:: Task input ::

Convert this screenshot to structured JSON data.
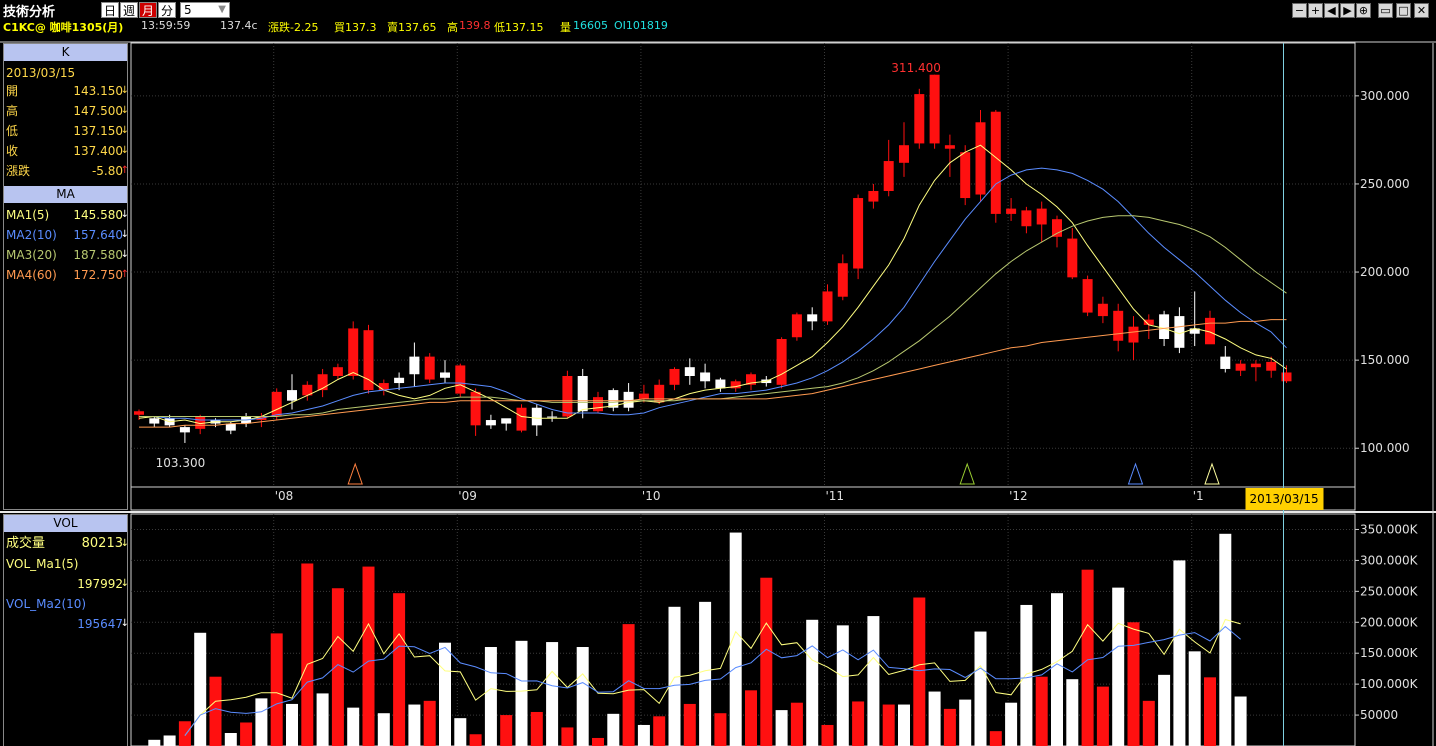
{
  "app": {
    "title": "技術分析",
    "interval": "5"
  },
  "period_buttons": [
    {
      "label": "日",
      "active": false
    },
    {
      "label": "週",
      "active": false
    },
    {
      "label": "月",
      "active": true
    },
    {
      "label": "分",
      "active": false
    }
  ],
  "window_buttons": [
    "−",
    "+",
    "◀",
    "▶",
    "⊕",
    "▭",
    "□",
    "✕"
  ],
  "quote": {
    "symbol": "C1KC@ 咖啡1305(月)",
    "time": "13:59:59",
    "last": "137.4c",
    "change": "漲跌-2.25",
    "bid": "買137.3",
    "ask": "賣137.65",
    "high_label": "高",
    "high": "139.8",
    "low": "低137.15",
    "volume_label": "量",
    "volume": "16605",
    "oi": "OI101819"
  },
  "k_panel": {
    "header": "K",
    "date": "2013/03/15",
    "rows": [
      {
        "label": "開",
        "value": "143.150",
        "dir": "↓"
      },
      {
        "label": "高",
        "value": "147.500",
        "dir": "↓"
      },
      {
        "label": "低",
        "value": "137.150",
        "dir": "↓"
      },
      {
        "label": "收",
        "value": "137.400",
        "dir": "↓"
      },
      {
        "label": "漲跌",
        "value": "-5.80",
        "dir": "↑"
      }
    ]
  },
  "ma_panel": {
    "header": "MA",
    "rows": [
      {
        "label": "MA1(5)",
        "value": "145.580",
        "dir": "↓",
        "color": "#ffff80"
      },
      {
        "label": "MA2(10)",
        "value": "157.640",
        "dir": "↓",
        "color": "#5a8cff"
      },
      {
        "label": "MA3(20)",
        "value": "187.580",
        "dir": "↓",
        "color": "#b8c870"
      },
      {
        "label": "MA4(60)",
        "value": "172.750",
        "dir": "↑",
        "color": "#ff9a50"
      }
    ]
  },
  "vol_panel": {
    "header": "VOL",
    "rows": [
      {
        "label": "成交量",
        "value": "80213",
        "dir": "↓"
      },
      {
        "label": "VOL_Ma1(5)",
        "value": "",
        "dir": ""
      },
      {
        "label": "",
        "value": "197992",
        "dir": "↓"
      },
      {
        "label": "VOL_Ma2(10)",
        "value": "",
        "dir": ""
      },
      {
        "label": "",
        "value": "195647",
        "dir": "↓"
      }
    ]
  },
  "chart_data": [
    {
      "type": "candlestick",
      "series_name": "C1KC@ 咖啡1305(月)",
      "ylim": [
        78,
        330
      ],
      "yticks": [
        100,
        150,
        200,
        250,
        300
      ],
      "ytick_labels": [
        "100.000",
        "150.000",
        "200.000",
        "250.000",
        "300.000"
      ],
      "xtick_labels": [
        {
          "label": "'08",
          "index": 9
        },
        {
          "label": "'09",
          "index": 21
        },
        {
          "label": "'10",
          "index": 33
        },
        {
          "label": "'11",
          "index": 45
        },
        {
          "label": "'12",
          "index": 57
        },
        {
          "label": "'1",
          "index": 69
        }
      ],
      "cursor_label": "2013/03/15",
      "max_annotation": {
        "label": "311.400",
        "index": 51
      },
      "min_annotation": {
        "label": "103.300",
        "index": 2
      },
      "signal_markers": [
        {
          "index": 14,
          "color": "#ff8040"
        },
        {
          "index": 54,
          "color": "#9acd32"
        },
        {
          "index": 65,
          "color": "#5a8cff"
        },
        {
          "index": 70,
          "color": "#ffffa0"
        }
      ],
      "ohlc": [
        [
          121,
          119,
          116,
          122
        ],
        [
          114,
          117,
          112,
          118
        ],
        [
          113,
          117,
          112,
          119
        ],
        [
          109,
          112,
          103,
          113
        ],
        [
          118,
          111,
          108,
          119
        ],
        [
          114,
          116,
          112,
          117
        ],
        [
          110,
          114,
          108,
          115
        ],
        [
          114,
          118,
          112,
          120
        ],
        [
          118,
          116,
          112,
          120
        ],
        [
          132,
          118,
          116,
          134
        ],
        [
          127,
          133,
          122,
          142
        ],
        [
          136,
          130,
          127,
          138
        ],
        [
          142,
          133,
          129,
          145
        ],
        [
          146,
          141,
          139,
          148
        ],
        [
          168,
          141,
          139,
          172
        ],
        [
          167,
          133,
          131,
          170
        ],
        [
          137,
          133,
          130,
          139
        ],
        [
          137,
          140,
          133,
          143
        ],
        [
          142,
          152,
          135,
          160
        ],
        [
          152,
          139,
          137,
          154
        ],
        [
          140,
          143,
          137,
          150
        ],
        [
          147,
          131,
          129,
          148
        ],
        [
          132,
          113,
          107,
          134
        ],
        [
          113,
          116,
          111,
          119
        ],
        [
          114,
          117,
          110,
          116
        ],
        [
          123,
          110,
          109,
          125
        ],
        [
          113,
          123,
          107,
          125
        ],
        [
          118,
          118,
          115,
          121
        ],
        [
          141,
          118,
          117,
          144
        ],
        [
          121,
          141,
          117,
          145
        ],
        [
          129,
          121,
          120,
          132
        ],
        [
          123,
          133,
          121,
          134
        ],
        [
          123,
          132,
          121,
          137
        ],
        [
          131,
          128,
          126,
          136
        ],
        [
          136,
          126,
          125,
          139
        ],
        [
          145,
          136,
          133,
          146
        ],
        [
          141,
          146,
          136,
          151
        ],
        [
          138,
          143,
          134,
          148
        ],
        [
          134,
          139,
          132,
          140
        ],
        [
          138,
          134,
          132,
          139
        ],
        [
          142,
          136,
          133,
          143
        ],
        [
          137,
          139,
          135,
          141
        ],
        [
          162,
          136,
          134,
          163
        ],
        [
          176,
          163,
          161,
          177
        ],
        [
          172,
          176,
          167,
          180
        ],
        [
          189,
          172,
          170,
          193
        ],
        [
          205,
          186,
          184,
          210
        ],
        [
          242,
          202,
          196,
          244
        ],
        [
          246,
          240,
          236,
          250
        ],
        [
          263,
          246,
          243,
          275
        ],
        [
          272,
          262,
          254,
          285
        ],
        [
          301,
          273,
          270,
          304
        ],
        [
          312,
          273,
          270,
          312
        ],
        [
          272,
          270,
          254,
          278
        ],
        [
          268,
          242,
          238,
          272
        ],
        [
          285,
          244,
          240,
          292
        ],
        [
          291,
          233,
          228,
          292
        ],
        [
          236,
          233,
          229,
          242
        ],
        [
          235,
          226,
          222,
          237
        ],
        [
          236,
          227,
          217,
          240
        ],
        [
          230,
          220,
          214,
          232
        ],
        [
          219,
          197,
          196,
          225
        ],
        [
          196,
          177,
          175,
          198
        ],
        [
          182,
          175,
          171,
          186
        ],
        [
          178,
          161,
          155,
          182
        ],
        [
          169,
          160,
          150,
          175
        ],
        [
          173,
          170,
          162,
          176
        ],
        [
          162,
          176,
          158,
          178
        ],
        [
          157,
          175,
          154,
          180
        ],
        [
          165,
          168,
          158,
          189
        ],
        [
          174,
          159,
          160,
          178
        ],
        [
          145,
          152,
          143,
          158
        ],
        [
          148,
          144,
          141,
          150
        ],
        [
          148,
          146,
          138,
          150
        ],
        [
          149,
          144,
          140,
          152
        ],
        [
          143,
          138,
          137,
          147
        ]
      ],
      "ma_lines": [
        {
          "name": "MA1(5)",
          "color": "#ffff80",
          "values": [
            117,
            118,
            115,
            116,
            114,
            115,
            115,
            116,
            118,
            122,
            126,
            130,
            134,
            139,
            143,
            139,
            133,
            130,
            128,
            130,
            134,
            136,
            132,
            128,
            123,
            118,
            117,
            117,
            117,
            122,
            123,
            124,
            126,
            127,
            126,
            128,
            131,
            133,
            134,
            135,
            137,
            138,
            142,
            147,
            152,
            160,
            169,
            180,
            192,
            204,
            219,
            238,
            252,
            262,
            268,
            272,
            265,
            258,
            250,
            244,
            237,
            228,
            215,
            203,
            191,
            179,
            170,
            168,
            165,
            168,
            166,
            162,
            157,
            153,
            151,
            145
          ]
        },
        {
          "name": "MA2(10)",
          "color": "#5a8cff",
          "values": [
            118,
            118,
            117,
            117,
            116,
            116,
            116,
            116,
            117,
            119,
            120,
            122,
            124,
            127,
            130,
            132,
            133,
            134,
            135,
            136,
            137,
            137,
            136,
            135,
            132,
            128,
            125,
            122,
            120,
            120,
            120,
            119,
            119,
            120,
            123,
            125,
            127,
            129,
            131,
            131,
            132,
            133,
            135,
            137,
            140,
            144,
            149,
            155,
            162,
            170,
            180,
            193,
            206,
            218,
            230,
            240,
            250,
            255,
            258,
            259,
            258,
            256,
            252,
            247,
            240,
            231,
            222,
            214,
            207,
            200,
            192,
            184,
            177,
            171,
            166,
            157
          ]
        },
        {
          "name": "MA3(20)",
          "color": "#b8c870",
          "values": [
            118,
            118,
            118,
            118,
            118,
            118,
            118,
            118,
            118,
            118,
            119,
            119,
            120,
            122,
            123,
            124,
            125,
            126,
            127,
            128,
            128,
            129,
            129,
            129,
            128,
            127,
            127,
            126,
            126,
            126,
            126,
            126,
            127,
            127,
            127,
            127,
            128,
            128,
            128,
            129,
            130,
            131,
            132,
            133,
            134,
            135,
            137,
            140,
            144,
            149,
            155,
            161,
            168,
            175,
            183,
            191,
            199,
            206,
            212,
            217,
            222,
            226,
            229,
            231,
            232,
            232,
            231,
            229,
            227,
            224,
            220,
            214,
            207,
            200,
            194,
            188
          ]
        },
        {
          "name": "MA4(60)",
          "color": "#ff9a50",
          "values": [
            112,
            112,
            112,
            113,
            113,
            113,
            114,
            114,
            115,
            116,
            117,
            118,
            119,
            120,
            121,
            122,
            123,
            124,
            125,
            126,
            126,
            127,
            127,
            127,
            127,
            127,
            127,
            127,
            127,
            127,
            127,
            127,
            127,
            128,
            128,
            128,
            128,
            128,
            128,
            128,
            128,
            128,
            129,
            130,
            131,
            133,
            135,
            137,
            139,
            141,
            143,
            145,
            147,
            149,
            151,
            153,
            155,
            157,
            158,
            160,
            161,
            162,
            163,
            164,
            165,
            166,
            167,
            168,
            169,
            170,
            171,
            171,
            172,
            172,
            173,
            173
          ]
        }
      ]
    },
    {
      "type": "bar",
      "series_name": "VOL",
      "ylim": [
        0,
        375000
      ],
      "yticks": [
        50000,
        100000,
        150000,
        200000,
        250000,
        300000,
        350000
      ],
      "ytick_labels": [
        "50000",
        "100.000K",
        "150.000K",
        "200.000K",
        "250.000K",
        "300.000K",
        "350.000K"
      ],
      "values": [
        0,
        10000,
        17000,
        40000,
        183000,
        112000,
        21000,
        38000,
        77000,
        182000,
        68000,
        295000,
        85000,
        255000,
        62000,
        290000,
        53000,
        247000,
        67000,
        73000,
        167000,
        45000,
        19000,
        160000,
        50000,
        170000,
        55000,
        168000,
        30000,
        160000,
        13000,
        52000,
        197000,
        34000,
        48000,
        225000,
        68000,
        233000,
        53000,
        345000,
        90000,
        272000,
        58000,
        70000,
        204000,
        34000,
        195000,
        72000,
        210000,
        67000,
        67000,
        240000,
        88000,
        60000,
        75000,
        185000,
        24000,
        70000,
        228000,
        112000,
        247000,
        108000,
        285000,
        96000,
        256000,
        200000,
        73000,
        115000,
        300000,
        153000,
        111000,
        343000,
        80000
      ],
      "colors_red": [
        3,
        5,
        7,
        9,
        11,
        13,
        15,
        17,
        19,
        22,
        24,
        26,
        28,
        30,
        32,
        34,
        36,
        38,
        40,
        41,
        43,
        45,
        47,
        49,
        51,
        53,
        56,
        59,
        62,
        63,
        65,
        66,
        70
      ]
    }
  ]
}
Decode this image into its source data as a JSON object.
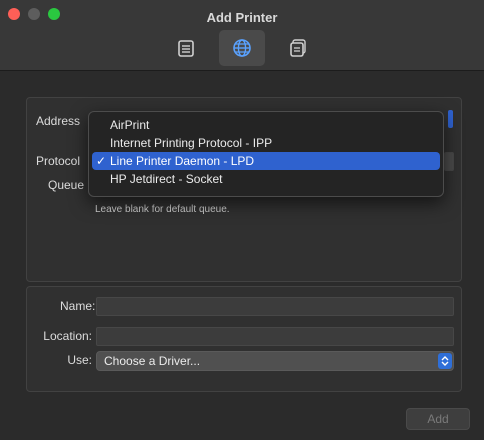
{
  "window": {
    "title": "Add Printer"
  },
  "toolbar": {
    "tools": [
      {
        "name": "default",
        "icon": "printer-icon",
        "selected": false
      },
      {
        "name": "ip",
        "icon": "globe-icon",
        "selected": true
      },
      {
        "name": "windows",
        "icon": "printer-stack-icon",
        "selected": false
      }
    ]
  },
  "ip_panel": {
    "address_label": "Address",
    "protocol_label": "Protocol",
    "queue_label": "Queue",
    "queue_hint": "Leave blank for default queue."
  },
  "protocol_menu": {
    "items": [
      {
        "label": "AirPrint",
        "selected": false
      },
      {
        "label": "Internet Printing Protocol - IPP",
        "selected": false
      },
      {
        "label": "Line Printer Daemon - LPD",
        "selected": true
      },
      {
        "label": "HP Jetdirect - Socket",
        "selected": false
      }
    ],
    "check_mark": "✓"
  },
  "details": {
    "name_label": "Name:",
    "location_label": "Location:",
    "use_label": "Use:",
    "use_value": "Choose a Driver..."
  },
  "buttons": {
    "add_label": "Add"
  },
  "colors": {
    "accent": "#2f62cf",
    "background": "#2b2b2b"
  }
}
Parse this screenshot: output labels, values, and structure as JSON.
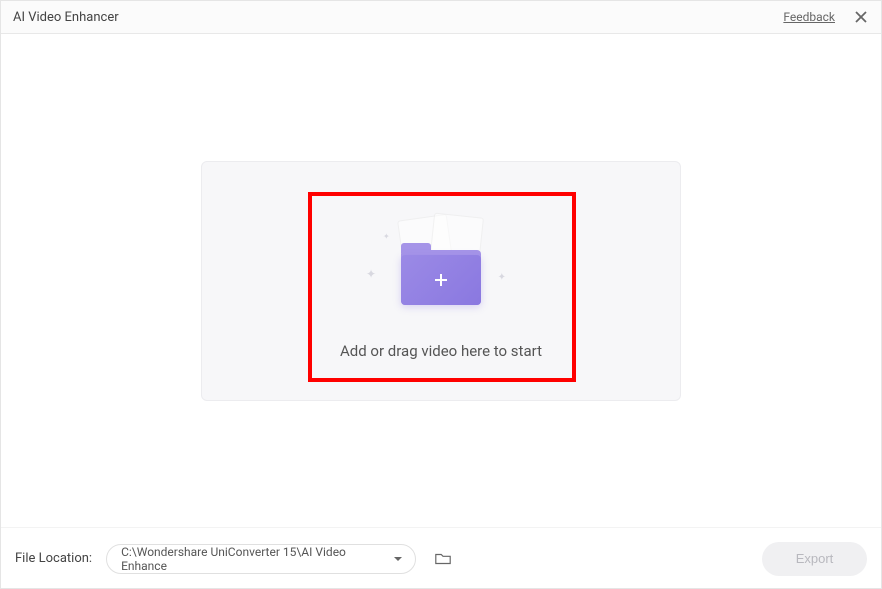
{
  "header": {
    "title": "AI Video Enhancer",
    "feedback": "Feedback"
  },
  "drop": {
    "text": "Add or drag video here to start"
  },
  "footer": {
    "label": "File Location:",
    "path": "C:\\Wondershare UniConverter 15\\AI Video Enhance",
    "export": "Export"
  }
}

:::

◆ Exercise goal:
In the data above, find the line with "Parse this screenshot: output" and repeat it and every line after it through the end, exactly; leave the pictures out.

◆ Final result:
Parse this screenshot: output labels, values, and structure as JSON.
{
  "header": {
    "title": "AI Video Enhancer",
    "feedback": "Feedback"
  },
  "drop": {
    "text": "Add or drag video here to start"
  },
  "footer": {
    "label": "File Location:",
    "path": "C:\\Wondershare UniConverter 15\\AI Video Enhance",
    "export": "Export"
  }
}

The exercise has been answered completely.